--- WORK TO COMPLETE ---
A verbatim reproduction of the following listing is required; omit the pictures.

⟨

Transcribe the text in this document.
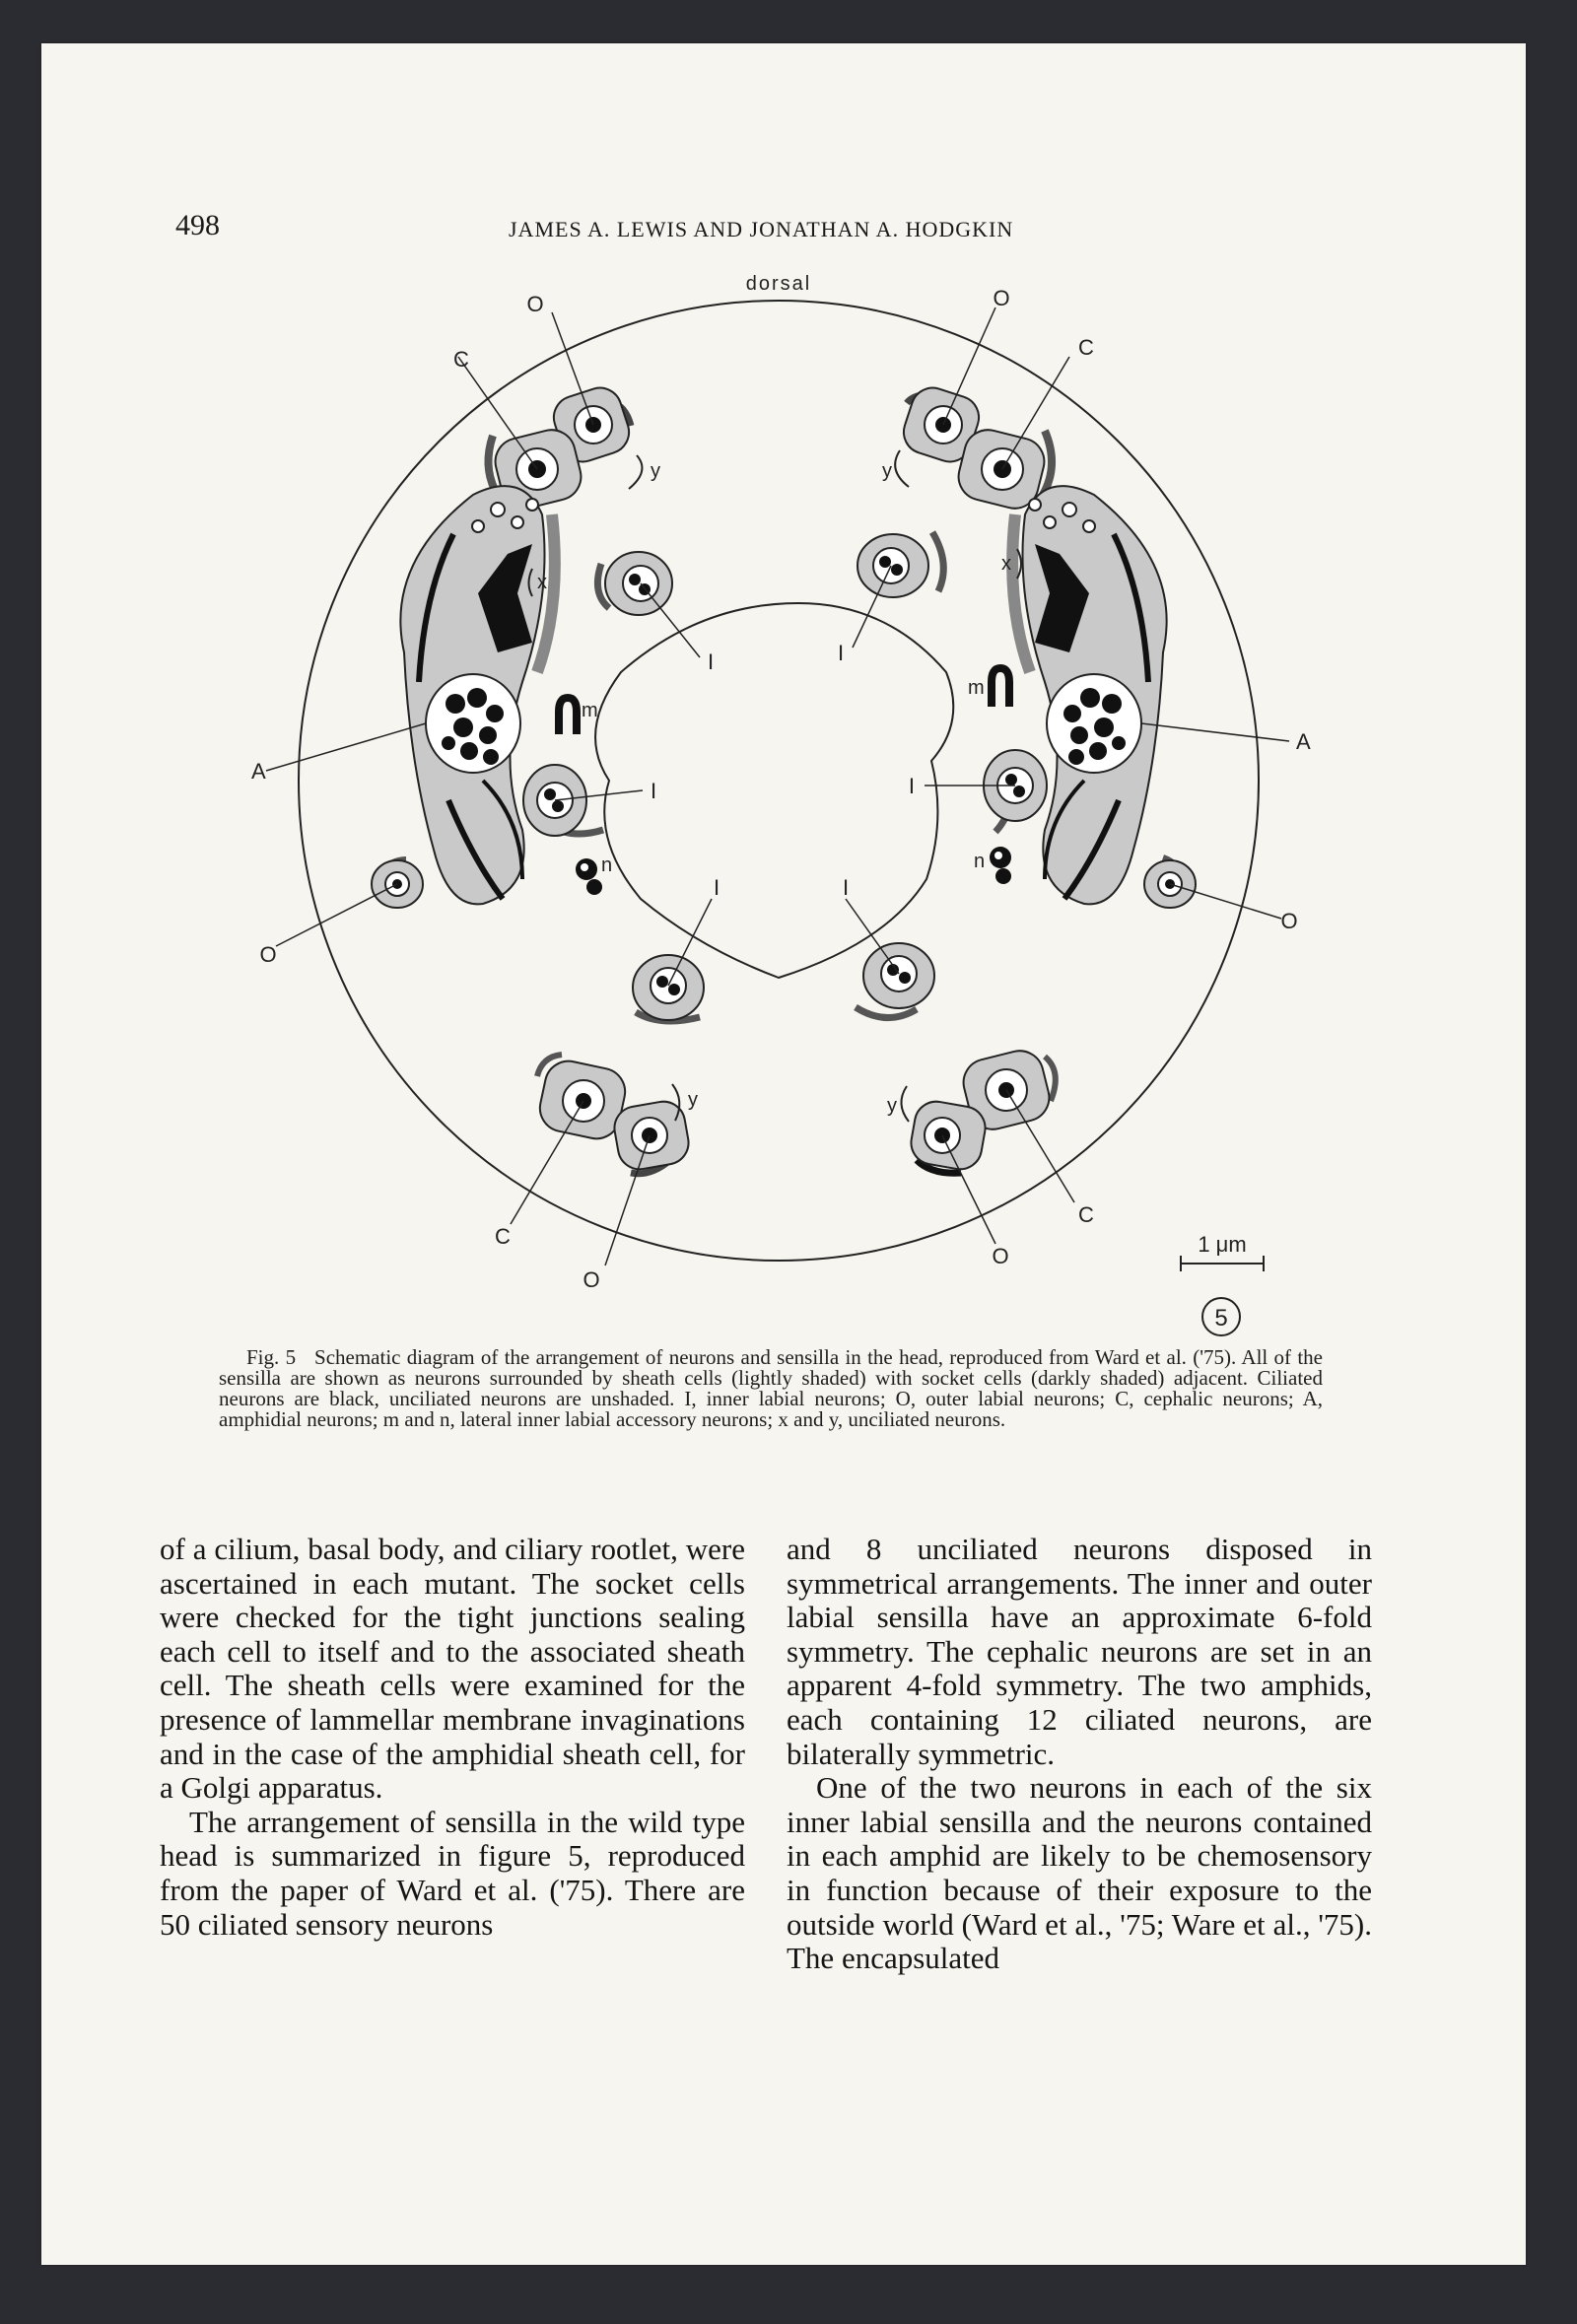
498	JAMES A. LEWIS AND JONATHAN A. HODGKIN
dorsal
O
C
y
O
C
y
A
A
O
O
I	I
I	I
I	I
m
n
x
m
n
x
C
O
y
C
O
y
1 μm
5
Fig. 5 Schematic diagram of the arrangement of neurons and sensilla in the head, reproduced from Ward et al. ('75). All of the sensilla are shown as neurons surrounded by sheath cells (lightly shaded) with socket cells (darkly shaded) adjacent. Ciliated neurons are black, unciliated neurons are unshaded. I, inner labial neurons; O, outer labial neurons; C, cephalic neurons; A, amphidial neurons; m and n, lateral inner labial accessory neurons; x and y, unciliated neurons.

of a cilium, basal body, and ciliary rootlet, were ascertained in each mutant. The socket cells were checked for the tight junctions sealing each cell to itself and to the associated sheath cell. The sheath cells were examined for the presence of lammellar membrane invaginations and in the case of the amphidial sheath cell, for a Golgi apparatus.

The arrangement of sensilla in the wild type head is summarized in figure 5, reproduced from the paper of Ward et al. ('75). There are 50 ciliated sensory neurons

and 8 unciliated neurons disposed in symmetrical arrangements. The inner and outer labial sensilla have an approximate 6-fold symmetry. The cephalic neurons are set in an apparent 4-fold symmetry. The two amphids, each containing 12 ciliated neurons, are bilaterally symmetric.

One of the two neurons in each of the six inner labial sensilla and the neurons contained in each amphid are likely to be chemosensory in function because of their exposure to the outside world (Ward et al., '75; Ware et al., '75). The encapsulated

⟩

--- ANSWER BELOW ---
Transcribe the text in this document.
498	JAMES A. LEWIS AND JONATHAN A. HODGKIN
dorsal
O
C
y
O
C
y
A
A
O
O
I	I
I	I
I	I
m
n
x
m
n
x
C
O
y
C
O
y
1 μm
5
Fig. 5 Schematic diagram of the arrangement of neurons and sensilla in the head, reproduced from Ward et al. ('75). All of the sensilla are shown as neurons surrounded by sheath cells (lightly shaded) with socket cells (darkly shaded) adjacent. Ciliated neurons are black, unciliated neurons are unshaded. I, inner labial neurons; O, outer labial neurons; C, cephalic neurons; A, amphidial neurons; m and n, lateral inner labial accessory neurons; x and y, unciliated neurons.

of a cilium, basal body, and ciliary rootlet, were ascertained in each mutant. The socket cells were checked for the tight junctions sealing each cell to itself and to the associated sheath cell. The sheath cells were examined for the presence of lammellar membrane invaginations and in the case of the amphidial sheath cell, for a Golgi apparatus.

The arrangement of sensilla in the wild type head is summarized in figure 5, reproduced from the paper of Ward et al. ('75). There are 50 ciliated sensory neurons

and 8 unciliated neurons disposed in symmetrical arrangements. The inner and outer labial sensilla have an approximate 6-fold symmetry. The cephalic neurons are set in an apparent 4-fold symmetry. The two amphids, each containing 12 ciliated neurons, are bilaterally symmetric.

One of the two neurons in each of the six inner labial sensilla and the neurons contained in each amphid are likely to be chemosensory in function because of their exposure to the outside world (Ward et al., '75; Ware et al., '75). The encapsulated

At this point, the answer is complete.